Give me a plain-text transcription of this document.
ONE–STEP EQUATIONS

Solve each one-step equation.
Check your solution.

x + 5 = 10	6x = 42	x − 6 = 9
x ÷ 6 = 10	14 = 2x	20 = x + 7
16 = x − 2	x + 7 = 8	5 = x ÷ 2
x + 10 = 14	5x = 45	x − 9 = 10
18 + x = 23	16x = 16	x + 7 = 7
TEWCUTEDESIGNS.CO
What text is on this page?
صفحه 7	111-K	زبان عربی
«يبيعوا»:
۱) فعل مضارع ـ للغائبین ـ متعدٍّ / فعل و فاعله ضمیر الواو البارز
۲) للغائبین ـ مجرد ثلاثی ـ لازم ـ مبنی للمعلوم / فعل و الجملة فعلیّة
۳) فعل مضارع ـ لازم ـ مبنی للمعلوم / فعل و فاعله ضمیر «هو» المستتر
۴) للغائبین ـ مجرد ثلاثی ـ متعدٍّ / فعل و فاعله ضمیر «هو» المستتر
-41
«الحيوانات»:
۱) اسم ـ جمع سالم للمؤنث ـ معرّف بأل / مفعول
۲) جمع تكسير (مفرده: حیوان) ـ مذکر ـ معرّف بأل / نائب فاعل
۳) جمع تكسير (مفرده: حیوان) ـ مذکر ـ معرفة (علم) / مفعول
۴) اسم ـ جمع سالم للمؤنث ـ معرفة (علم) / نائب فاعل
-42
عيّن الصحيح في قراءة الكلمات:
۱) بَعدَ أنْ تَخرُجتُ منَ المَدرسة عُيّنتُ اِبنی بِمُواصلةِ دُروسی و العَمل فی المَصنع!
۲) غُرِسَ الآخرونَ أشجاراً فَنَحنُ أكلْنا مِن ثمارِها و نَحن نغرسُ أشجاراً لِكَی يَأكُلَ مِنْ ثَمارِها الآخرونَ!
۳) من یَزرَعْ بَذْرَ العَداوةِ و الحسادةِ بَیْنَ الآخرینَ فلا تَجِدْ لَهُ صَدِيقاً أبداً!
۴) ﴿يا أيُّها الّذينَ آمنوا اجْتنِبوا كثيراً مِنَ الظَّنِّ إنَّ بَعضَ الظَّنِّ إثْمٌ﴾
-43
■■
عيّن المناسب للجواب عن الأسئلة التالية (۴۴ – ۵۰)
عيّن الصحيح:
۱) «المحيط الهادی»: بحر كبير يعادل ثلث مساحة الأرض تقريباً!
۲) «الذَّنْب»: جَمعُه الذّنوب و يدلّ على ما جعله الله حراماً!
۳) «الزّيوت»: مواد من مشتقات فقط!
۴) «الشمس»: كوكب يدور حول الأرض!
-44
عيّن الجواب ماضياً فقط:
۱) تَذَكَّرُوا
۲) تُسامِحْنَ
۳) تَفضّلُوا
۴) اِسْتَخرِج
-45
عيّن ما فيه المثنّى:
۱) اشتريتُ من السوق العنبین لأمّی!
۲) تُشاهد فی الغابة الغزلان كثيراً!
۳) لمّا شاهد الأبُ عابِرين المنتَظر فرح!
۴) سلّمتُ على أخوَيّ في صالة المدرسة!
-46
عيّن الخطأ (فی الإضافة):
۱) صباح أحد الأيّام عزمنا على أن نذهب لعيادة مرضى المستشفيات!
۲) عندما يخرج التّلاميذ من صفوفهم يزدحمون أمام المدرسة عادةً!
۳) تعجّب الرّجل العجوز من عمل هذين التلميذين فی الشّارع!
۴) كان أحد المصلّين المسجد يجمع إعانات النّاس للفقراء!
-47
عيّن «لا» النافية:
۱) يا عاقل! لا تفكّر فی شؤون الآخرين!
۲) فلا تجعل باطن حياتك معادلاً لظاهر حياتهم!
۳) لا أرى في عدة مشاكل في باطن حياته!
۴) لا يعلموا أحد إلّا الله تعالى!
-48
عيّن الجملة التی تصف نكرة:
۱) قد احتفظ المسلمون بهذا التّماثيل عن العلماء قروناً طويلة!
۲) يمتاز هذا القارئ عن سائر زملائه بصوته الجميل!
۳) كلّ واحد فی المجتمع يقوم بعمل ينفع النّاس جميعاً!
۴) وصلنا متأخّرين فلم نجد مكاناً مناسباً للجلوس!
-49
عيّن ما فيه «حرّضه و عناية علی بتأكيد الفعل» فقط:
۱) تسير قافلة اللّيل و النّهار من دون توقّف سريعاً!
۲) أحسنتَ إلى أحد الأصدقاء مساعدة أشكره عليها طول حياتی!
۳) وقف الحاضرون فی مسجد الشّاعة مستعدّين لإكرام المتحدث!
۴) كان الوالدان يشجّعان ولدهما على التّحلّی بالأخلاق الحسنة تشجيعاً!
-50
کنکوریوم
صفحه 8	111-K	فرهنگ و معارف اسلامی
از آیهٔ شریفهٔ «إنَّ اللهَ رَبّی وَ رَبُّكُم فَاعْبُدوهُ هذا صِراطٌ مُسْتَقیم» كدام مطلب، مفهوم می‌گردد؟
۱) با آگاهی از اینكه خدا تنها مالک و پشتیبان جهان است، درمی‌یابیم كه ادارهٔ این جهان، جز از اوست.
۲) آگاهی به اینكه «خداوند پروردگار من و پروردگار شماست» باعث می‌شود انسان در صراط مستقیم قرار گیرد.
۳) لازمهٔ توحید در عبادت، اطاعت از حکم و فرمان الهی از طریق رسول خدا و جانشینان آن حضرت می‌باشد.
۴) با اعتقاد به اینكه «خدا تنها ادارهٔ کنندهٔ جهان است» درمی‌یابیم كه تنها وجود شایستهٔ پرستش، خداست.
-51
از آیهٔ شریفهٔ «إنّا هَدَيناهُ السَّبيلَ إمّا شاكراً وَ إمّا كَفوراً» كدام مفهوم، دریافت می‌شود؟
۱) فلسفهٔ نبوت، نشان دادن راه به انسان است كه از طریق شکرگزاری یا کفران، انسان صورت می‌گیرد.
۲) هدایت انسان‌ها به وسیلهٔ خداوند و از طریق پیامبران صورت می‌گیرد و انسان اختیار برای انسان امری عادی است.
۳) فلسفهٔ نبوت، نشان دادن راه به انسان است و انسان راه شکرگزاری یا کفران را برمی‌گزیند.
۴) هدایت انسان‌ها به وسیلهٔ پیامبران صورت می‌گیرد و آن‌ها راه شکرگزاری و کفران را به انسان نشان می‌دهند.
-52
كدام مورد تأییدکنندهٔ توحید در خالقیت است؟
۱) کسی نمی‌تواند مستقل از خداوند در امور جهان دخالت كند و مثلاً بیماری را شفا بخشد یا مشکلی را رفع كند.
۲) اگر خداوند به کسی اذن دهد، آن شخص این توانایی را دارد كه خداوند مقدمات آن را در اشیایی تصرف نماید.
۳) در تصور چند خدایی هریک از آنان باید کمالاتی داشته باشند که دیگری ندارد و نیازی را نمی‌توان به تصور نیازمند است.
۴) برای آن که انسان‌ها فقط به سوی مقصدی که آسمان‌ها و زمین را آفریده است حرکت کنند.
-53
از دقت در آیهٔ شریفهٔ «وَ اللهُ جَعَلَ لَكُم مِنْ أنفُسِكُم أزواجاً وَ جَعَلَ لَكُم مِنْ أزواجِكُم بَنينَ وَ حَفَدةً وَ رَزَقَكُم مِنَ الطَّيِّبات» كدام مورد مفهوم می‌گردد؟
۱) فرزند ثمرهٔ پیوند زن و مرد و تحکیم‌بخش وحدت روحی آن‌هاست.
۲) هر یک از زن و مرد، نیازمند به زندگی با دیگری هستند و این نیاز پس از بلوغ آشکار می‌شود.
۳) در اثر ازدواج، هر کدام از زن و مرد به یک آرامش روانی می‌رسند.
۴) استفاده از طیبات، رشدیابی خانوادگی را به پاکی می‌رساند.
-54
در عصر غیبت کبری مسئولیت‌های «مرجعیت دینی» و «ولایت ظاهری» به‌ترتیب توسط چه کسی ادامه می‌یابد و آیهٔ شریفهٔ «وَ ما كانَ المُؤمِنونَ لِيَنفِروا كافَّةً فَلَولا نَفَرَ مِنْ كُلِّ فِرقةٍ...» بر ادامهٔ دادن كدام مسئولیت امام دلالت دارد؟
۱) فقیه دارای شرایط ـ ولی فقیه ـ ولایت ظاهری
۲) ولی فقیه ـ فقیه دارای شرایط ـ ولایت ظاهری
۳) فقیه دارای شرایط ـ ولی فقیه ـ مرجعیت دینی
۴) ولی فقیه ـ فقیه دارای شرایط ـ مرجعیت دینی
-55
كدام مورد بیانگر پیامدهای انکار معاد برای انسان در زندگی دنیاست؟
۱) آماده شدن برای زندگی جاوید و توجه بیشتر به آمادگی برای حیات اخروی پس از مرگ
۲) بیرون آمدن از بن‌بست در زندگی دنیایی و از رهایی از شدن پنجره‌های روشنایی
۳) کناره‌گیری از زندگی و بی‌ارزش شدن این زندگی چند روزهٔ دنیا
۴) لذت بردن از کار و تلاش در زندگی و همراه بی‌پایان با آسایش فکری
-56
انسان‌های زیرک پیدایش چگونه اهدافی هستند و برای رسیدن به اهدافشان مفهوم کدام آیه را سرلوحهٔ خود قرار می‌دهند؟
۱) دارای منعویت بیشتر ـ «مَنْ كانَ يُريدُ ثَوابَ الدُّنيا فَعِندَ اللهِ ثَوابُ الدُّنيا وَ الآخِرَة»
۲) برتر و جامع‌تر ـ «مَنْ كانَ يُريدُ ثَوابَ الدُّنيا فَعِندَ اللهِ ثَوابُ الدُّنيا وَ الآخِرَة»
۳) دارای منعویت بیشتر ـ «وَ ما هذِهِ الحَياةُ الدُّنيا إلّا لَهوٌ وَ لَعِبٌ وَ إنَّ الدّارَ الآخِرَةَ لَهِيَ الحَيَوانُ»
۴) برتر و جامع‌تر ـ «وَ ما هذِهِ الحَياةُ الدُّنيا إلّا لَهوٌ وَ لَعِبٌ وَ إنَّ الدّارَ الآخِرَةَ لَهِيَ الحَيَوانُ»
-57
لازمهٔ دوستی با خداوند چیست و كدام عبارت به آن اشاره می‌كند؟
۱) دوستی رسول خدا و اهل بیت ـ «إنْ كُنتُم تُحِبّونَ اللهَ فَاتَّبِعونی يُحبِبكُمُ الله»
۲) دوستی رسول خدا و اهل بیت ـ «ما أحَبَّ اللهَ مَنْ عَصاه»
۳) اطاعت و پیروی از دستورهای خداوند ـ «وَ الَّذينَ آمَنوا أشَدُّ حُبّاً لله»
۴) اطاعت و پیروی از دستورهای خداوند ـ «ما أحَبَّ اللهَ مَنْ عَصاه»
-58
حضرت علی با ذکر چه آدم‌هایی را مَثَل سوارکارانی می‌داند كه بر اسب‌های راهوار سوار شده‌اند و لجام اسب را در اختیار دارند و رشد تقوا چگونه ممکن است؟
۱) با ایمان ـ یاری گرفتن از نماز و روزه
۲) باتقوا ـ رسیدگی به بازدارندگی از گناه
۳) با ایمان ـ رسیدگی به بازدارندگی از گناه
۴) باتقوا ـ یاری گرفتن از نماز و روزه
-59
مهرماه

--------------------

§ **TASK GOAL**
Filter the listing for the word "بیشتر" and copy every line that holds it.

§ **RESPONSE TO THE EXERCISE**
۱) آماده شدن برای زندگی جاوید و توجه بیشتر به آمادگی برای حیات اخروی پس از مرگ
۱) دارای منعویت بیشتر ـ «مَنْ كانَ يُريدُ ثَوابَ الدُّنيا فَعِندَ اللهِ ثَوابُ الدُّنيا وَ الآخِرَة»
۳) دارای منعویت بیشتر ـ «وَ ما هذِهِ الحَياةُ الدُّنيا إلّا لَهوٌ وَ لَعِبٌ وَ إنَّ الدّارَ الآخِرَةَ لَهِيَ الحَيَوانُ»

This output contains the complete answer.